:: STORED DATA
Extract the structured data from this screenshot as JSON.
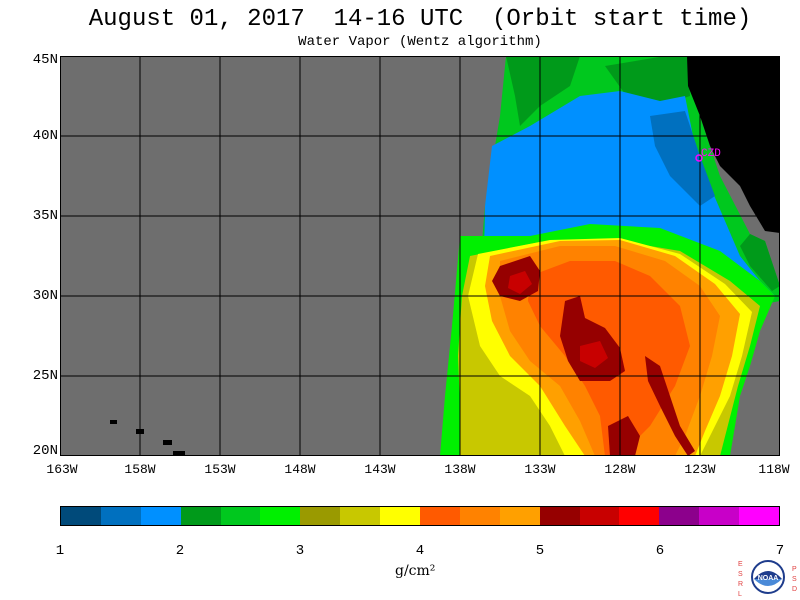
{
  "title": "August 01, 2017  14-16 UTC  (Orbit start time)",
  "subtitle": "Water Vapor (Wentz algorithm)",
  "map": {
    "lat_labels": [
      "45N",
      "40N",
      "35N",
      "30N",
      "25N",
      "20N"
    ],
    "lon_labels": [
      "163W",
      "158W",
      "153W",
      "148W",
      "143W",
      "138W",
      "133W",
      "128W",
      "123W",
      "118W"
    ],
    "station_label": "CZD",
    "colors": {
      "no_data": "#6e6e6e",
      "land": "#000000",
      "grid": "#000000",
      "station": "#ff00ff"
    }
  },
  "colorbar": {
    "ticks": [
      "1",
      "2",
      "3",
      "4",
      "5",
      "6",
      "7"
    ],
    "unit": "g/cm²",
    "colors": [
      "#004a7a",
      "#0070bf",
      "#0090ff",
      "#009a1a",
      "#00c81e",
      "#00f000",
      "#9a9a00",
      "#c8c800",
      "#ffff00",
      "#ff5a00",
      "#ff8200",
      "#ffa000",
      "#960000",
      "#c80000",
      "#ff0000",
      "#8c008c",
      "#c800c8",
      "#ff00ff"
    ]
  },
  "logo": {
    "text": "NOAA",
    "left_letters": "ESRL",
    "right_letters": "PSD"
  }
}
::::
--- TASK BRIEF ---
Quote the preceding listing precisely and completely, omitting its images.

--- EXERCISE SOLUTION ---
Extract the structured data from this screenshot as JSON.
{
  "title": "August 01, 2017  14-16 UTC  (Orbit start time)",
  "subtitle": "Water Vapor (Wentz algorithm)",
  "map": {
    "lat_labels": [
      "45N",
      "40N",
      "35N",
      "30N",
      "25N",
      "20N"
    ],
    "lon_labels": [
      "163W",
      "158W",
      "153W",
      "148W",
      "143W",
      "138W",
      "133W",
      "128W",
      "123W",
      "118W"
    ],
    "station_label": "CZD",
    "colors": {
      "no_data": "#6e6e6e",
      "land": "#000000",
      "grid": "#000000",
      "station": "#ff00ff"
    }
  },
  "colorbar": {
    "ticks": [
      "1",
      "2",
      "3",
      "4",
      "5",
      "6",
      "7"
    ],
    "unit": "g/cm²",
    "colors": [
      "#004a7a",
      "#0070bf",
      "#0090ff",
      "#009a1a",
      "#00c81e",
      "#00f000",
      "#9a9a00",
      "#c8c800",
      "#ffff00",
      "#ff5a00",
      "#ff8200",
      "#ffa000",
      "#960000",
      "#c80000",
      "#ff0000",
      "#8c008c",
      "#c800c8",
      "#ff00ff"
    ]
  },
  "logo": {
    "text": "NOAA",
    "left_letters": "ESRL",
    "right_letters": "PSD"
  }
}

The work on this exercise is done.